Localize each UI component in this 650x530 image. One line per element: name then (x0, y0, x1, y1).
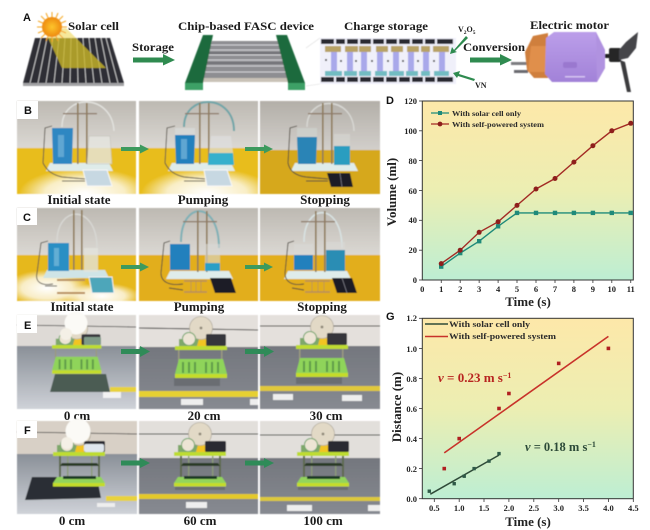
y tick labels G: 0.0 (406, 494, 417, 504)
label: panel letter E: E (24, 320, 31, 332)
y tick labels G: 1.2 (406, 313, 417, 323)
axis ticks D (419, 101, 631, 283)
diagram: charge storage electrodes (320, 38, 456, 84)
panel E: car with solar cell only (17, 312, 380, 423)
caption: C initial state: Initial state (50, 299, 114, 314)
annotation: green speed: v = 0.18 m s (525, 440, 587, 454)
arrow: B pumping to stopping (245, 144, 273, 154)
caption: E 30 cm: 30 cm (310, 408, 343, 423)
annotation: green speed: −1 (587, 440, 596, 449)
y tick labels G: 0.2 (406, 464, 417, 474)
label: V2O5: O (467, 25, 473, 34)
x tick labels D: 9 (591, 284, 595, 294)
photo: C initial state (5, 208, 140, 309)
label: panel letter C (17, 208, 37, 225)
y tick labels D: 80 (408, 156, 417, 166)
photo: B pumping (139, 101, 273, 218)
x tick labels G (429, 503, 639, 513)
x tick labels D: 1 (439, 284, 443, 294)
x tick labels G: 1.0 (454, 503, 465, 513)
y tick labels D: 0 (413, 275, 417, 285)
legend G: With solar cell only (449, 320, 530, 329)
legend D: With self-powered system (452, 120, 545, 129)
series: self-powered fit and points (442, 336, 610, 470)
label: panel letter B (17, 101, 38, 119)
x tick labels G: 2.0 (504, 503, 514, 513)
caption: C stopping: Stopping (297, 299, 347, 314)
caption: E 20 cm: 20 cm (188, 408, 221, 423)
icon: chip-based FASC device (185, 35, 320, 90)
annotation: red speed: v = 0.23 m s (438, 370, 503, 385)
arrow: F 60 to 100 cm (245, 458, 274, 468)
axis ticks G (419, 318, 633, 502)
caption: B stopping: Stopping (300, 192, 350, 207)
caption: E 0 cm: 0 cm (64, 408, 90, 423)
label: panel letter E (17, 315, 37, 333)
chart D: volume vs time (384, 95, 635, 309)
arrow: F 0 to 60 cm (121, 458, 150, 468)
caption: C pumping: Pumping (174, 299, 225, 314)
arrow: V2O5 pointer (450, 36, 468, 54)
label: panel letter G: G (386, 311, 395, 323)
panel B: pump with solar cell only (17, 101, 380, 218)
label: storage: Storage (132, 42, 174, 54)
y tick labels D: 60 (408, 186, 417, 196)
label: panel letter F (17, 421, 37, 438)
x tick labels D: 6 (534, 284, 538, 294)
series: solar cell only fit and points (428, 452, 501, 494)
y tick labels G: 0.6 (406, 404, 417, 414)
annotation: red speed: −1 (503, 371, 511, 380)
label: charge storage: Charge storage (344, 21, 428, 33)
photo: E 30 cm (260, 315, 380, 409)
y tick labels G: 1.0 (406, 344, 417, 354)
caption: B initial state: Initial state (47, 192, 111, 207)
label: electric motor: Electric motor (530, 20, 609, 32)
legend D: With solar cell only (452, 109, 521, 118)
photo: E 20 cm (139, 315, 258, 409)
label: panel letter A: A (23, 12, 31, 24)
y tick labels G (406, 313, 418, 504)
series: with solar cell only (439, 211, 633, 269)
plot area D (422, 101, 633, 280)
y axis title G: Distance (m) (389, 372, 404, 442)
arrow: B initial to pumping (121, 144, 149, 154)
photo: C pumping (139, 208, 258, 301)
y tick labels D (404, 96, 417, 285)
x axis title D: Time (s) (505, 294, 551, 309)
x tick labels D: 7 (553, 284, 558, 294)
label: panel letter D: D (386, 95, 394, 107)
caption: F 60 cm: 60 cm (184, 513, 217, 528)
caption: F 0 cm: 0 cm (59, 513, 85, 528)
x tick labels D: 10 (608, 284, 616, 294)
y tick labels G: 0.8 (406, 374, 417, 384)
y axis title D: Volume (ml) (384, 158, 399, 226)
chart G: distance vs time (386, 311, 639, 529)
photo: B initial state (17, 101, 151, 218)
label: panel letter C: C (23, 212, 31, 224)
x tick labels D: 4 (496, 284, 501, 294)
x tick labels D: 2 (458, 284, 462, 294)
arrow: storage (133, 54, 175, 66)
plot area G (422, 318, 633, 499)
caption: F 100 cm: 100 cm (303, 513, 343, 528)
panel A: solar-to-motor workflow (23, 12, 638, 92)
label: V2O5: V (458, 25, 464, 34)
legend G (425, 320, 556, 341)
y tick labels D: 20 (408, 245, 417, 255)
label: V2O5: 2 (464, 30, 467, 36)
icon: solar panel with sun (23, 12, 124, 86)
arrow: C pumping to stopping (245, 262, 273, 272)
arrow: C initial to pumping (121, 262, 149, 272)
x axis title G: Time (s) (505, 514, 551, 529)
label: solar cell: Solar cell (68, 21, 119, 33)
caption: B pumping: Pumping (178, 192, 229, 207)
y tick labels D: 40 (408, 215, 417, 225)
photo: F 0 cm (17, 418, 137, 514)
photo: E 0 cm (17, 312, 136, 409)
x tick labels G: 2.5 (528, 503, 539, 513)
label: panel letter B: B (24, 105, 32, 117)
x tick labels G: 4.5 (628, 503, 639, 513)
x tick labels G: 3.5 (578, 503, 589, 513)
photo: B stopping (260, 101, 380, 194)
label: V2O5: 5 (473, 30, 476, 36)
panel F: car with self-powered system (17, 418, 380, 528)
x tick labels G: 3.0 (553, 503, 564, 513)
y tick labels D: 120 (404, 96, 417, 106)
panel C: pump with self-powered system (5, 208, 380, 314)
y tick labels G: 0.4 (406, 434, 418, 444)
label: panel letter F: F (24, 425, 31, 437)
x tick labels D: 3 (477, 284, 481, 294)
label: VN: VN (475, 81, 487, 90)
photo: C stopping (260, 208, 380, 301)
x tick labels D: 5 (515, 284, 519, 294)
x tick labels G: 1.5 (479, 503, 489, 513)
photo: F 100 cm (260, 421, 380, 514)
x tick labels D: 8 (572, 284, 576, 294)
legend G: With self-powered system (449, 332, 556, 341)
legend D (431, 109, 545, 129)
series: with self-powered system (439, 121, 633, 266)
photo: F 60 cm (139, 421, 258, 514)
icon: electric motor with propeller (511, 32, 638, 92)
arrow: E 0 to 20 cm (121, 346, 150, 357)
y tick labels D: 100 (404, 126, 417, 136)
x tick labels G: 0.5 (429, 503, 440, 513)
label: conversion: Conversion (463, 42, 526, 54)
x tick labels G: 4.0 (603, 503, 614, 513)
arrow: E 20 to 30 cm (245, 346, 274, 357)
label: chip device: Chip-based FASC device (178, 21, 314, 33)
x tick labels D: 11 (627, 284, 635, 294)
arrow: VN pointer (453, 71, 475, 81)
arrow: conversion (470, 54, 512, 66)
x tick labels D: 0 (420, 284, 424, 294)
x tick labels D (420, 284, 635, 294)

------------

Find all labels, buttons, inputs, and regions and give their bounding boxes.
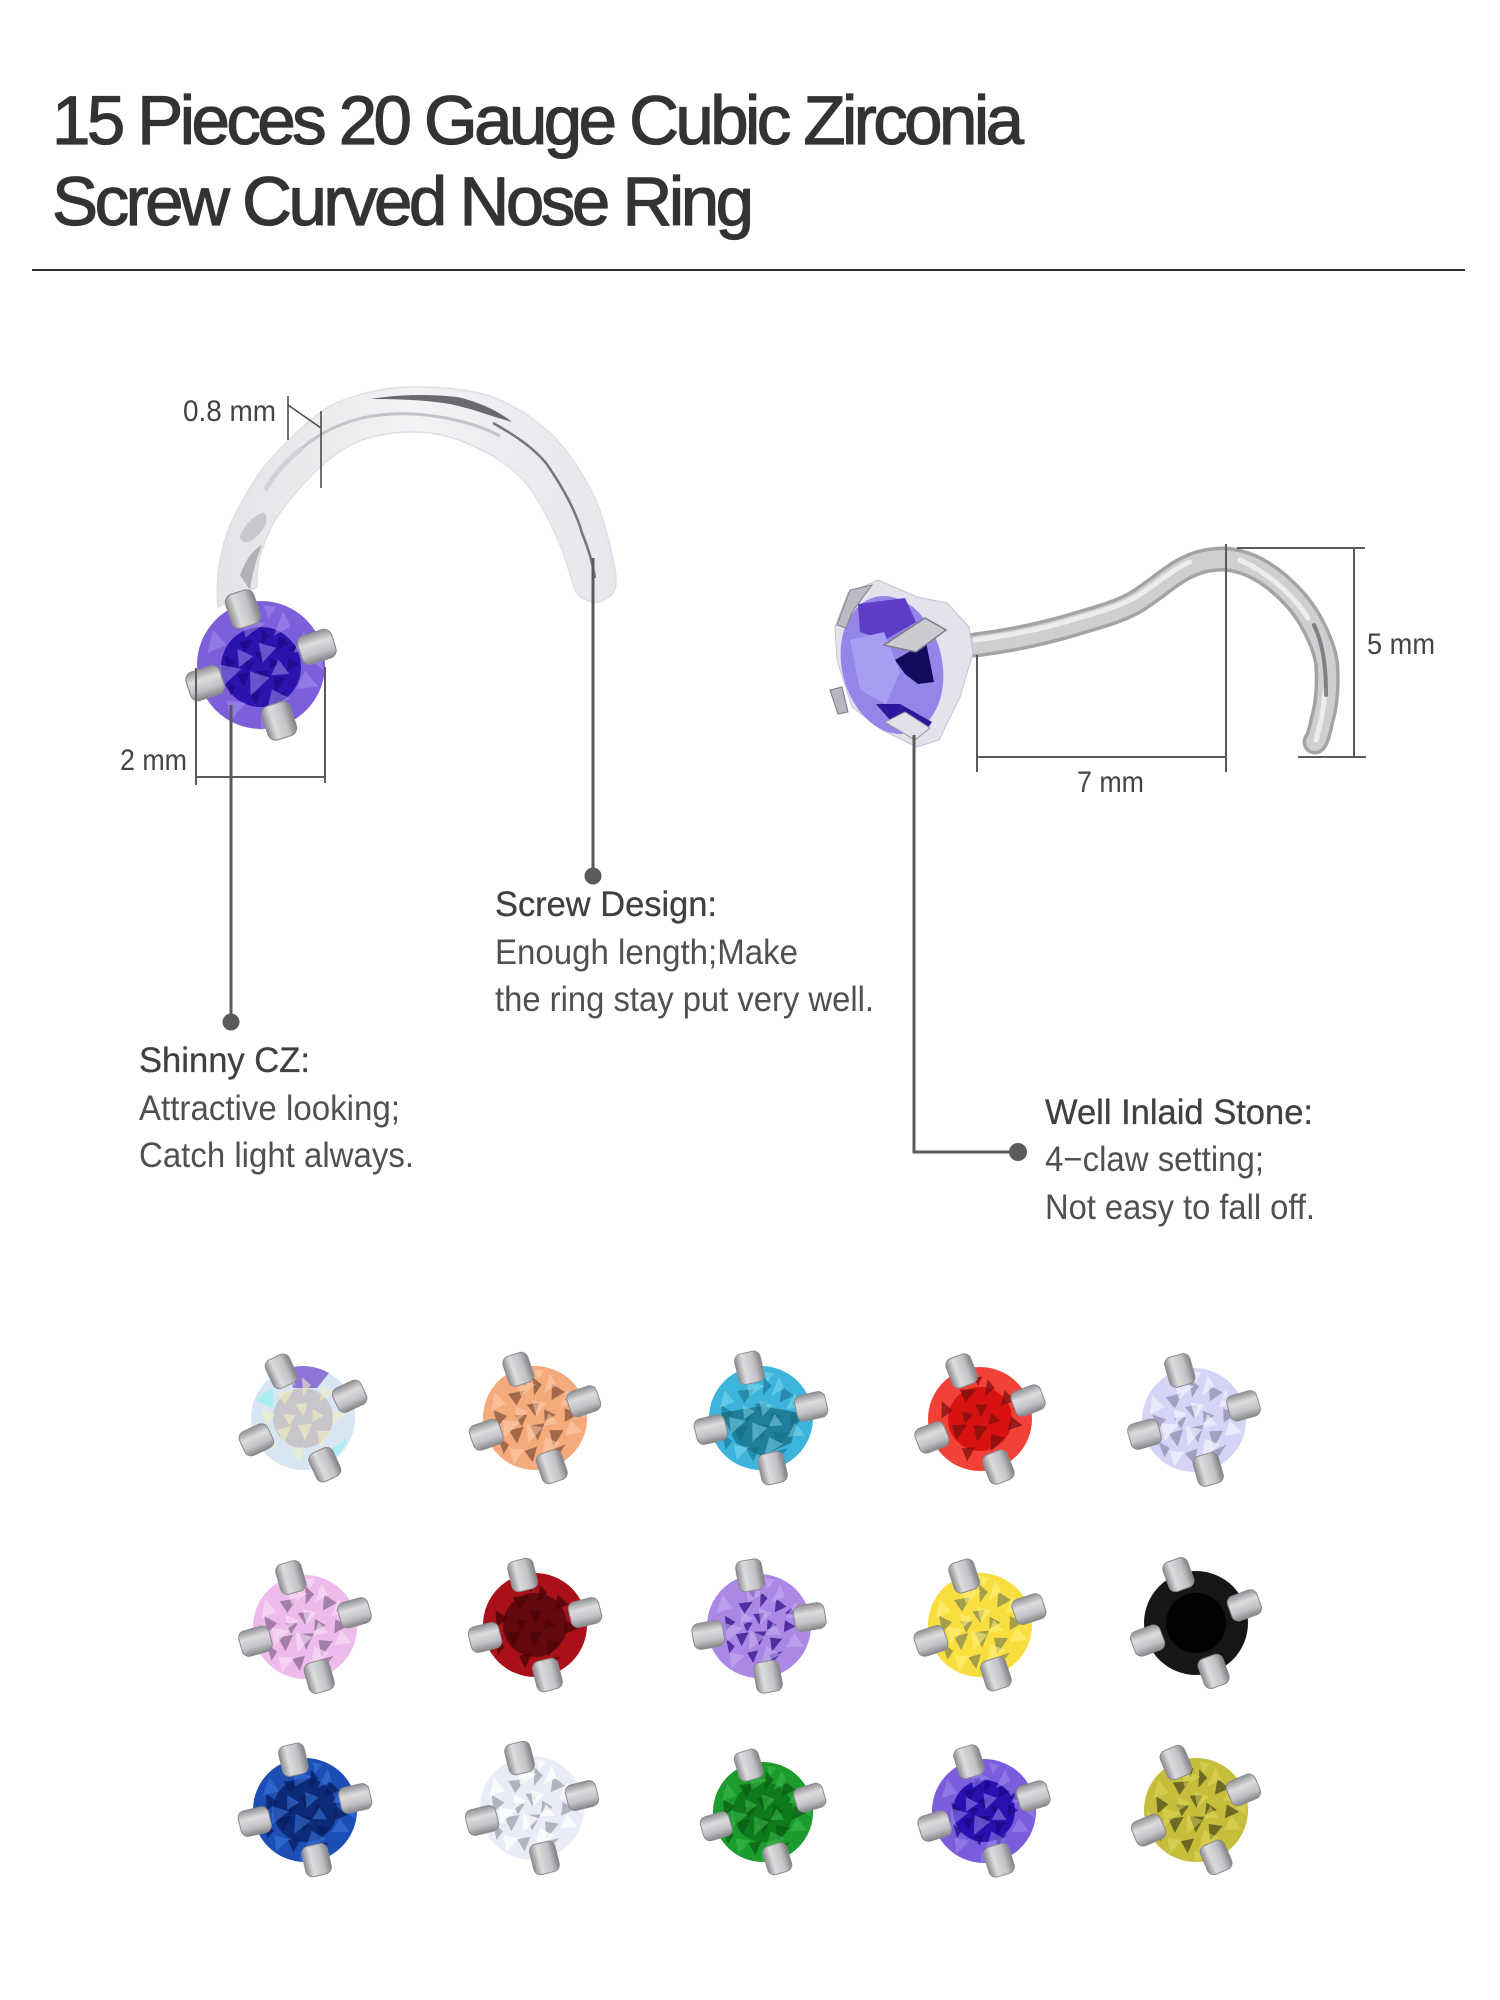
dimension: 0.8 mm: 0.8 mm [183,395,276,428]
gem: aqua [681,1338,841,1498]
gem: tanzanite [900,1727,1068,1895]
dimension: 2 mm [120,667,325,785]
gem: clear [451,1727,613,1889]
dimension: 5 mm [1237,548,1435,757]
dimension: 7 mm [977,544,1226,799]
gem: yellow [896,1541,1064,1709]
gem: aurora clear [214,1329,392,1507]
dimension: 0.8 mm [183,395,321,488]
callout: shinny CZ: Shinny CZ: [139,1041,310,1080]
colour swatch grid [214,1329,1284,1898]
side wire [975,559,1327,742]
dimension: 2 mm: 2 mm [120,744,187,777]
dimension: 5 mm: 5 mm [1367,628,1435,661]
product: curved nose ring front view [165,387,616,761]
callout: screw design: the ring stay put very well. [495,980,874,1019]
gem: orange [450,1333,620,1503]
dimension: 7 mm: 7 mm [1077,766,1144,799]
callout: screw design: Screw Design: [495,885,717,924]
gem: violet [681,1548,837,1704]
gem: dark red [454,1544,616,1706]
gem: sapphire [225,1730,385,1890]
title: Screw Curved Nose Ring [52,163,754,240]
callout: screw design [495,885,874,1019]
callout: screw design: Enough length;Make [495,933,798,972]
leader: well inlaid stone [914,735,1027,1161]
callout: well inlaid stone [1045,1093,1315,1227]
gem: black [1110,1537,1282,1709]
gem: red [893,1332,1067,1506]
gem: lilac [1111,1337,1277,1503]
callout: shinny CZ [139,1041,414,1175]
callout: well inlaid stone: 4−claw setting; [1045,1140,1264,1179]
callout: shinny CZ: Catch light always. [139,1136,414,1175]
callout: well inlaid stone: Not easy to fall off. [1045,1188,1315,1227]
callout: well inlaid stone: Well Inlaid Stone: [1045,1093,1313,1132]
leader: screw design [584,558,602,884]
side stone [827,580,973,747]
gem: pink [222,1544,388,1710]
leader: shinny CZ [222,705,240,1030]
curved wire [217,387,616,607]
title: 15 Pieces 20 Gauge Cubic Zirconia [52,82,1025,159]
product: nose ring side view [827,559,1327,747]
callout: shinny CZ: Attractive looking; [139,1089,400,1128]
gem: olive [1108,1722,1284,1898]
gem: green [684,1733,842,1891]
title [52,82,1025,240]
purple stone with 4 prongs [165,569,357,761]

------------

WHAT TO WORK ON: Duplicate the records from the line with "y tick labels G: 0.0 (406, 494, 417, 504)" up to and including the line with "label: panel letter E (17, 315, 37, 333)".

RIGHT ANSWER:
y tick labels G: 0.0 (406, 494, 417, 504)
label: panel letter E: E (24, 320, 31, 332)
y tick labels G: 1.2 (406, 313, 417, 323)
axis ticks D (419, 101, 631, 283)
diagram: charge storage electrodes (320, 38, 456, 84)
panel E: car with solar cell only (17, 312, 380, 423)
caption: C initial state: Initial state (50, 299, 114, 314)
annotation: green speed: v = 0.18 m s (525, 440, 587, 454)
arrow: B pumping to stopping (245, 144, 273, 154)
caption: E 30 cm: 30 cm (310, 408, 343, 423)
annotation: green speed: −1 (587, 440, 596, 449)
y tick labels G: 0.2 (406, 464, 417, 474)
label: V2O5: O (467, 25, 473, 34)
x tick labels D: 9 (591, 284, 595, 294)
photo: C initial state (5, 208, 140, 309)
label: panel letter C (17, 208, 37, 225)
y tick labels D: 80 (408, 156, 417, 166)
photo: B pumping (139, 101, 273, 218)
x tick labels G (429, 503, 639, 513)
x tick labels D: 1 (439, 284, 443, 294)
x tick labels G: 1.0 (454, 503, 465, 513)
y tick labels D: 0 (413, 275, 417, 285)
legend G: With solar cell only (449, 320, 530, 329)
legend D: With self-powered system (452, 120, 545, 129)
series: self-powered fit and points (442, 336, 610, 470)
label: panel letter B (17, 101, 38, 119)
x tick labels G: 2.0 (504, 503, 514, 513)
caption: C stopping: Stopping (297, 299, 347, 314)
caption: E 20 cm: 20 cm (188, 408, 221, 423)
icon: chip-based FASC device (185, 35, 320, 90)
annotation: red speed: v = 0.23 m s (438, 370, 503, 385)
arrow: F 60 to 100 cm (245, 458, 274, 468)
axis ticks G (419, 318, 633, 502)
caption: B stopping: Stopping (300, 192, 350, 207)
caption: E 0 cm: 0 cm (64, 408, 90, 423)
label: panel letter E (17, 315, 37, 333)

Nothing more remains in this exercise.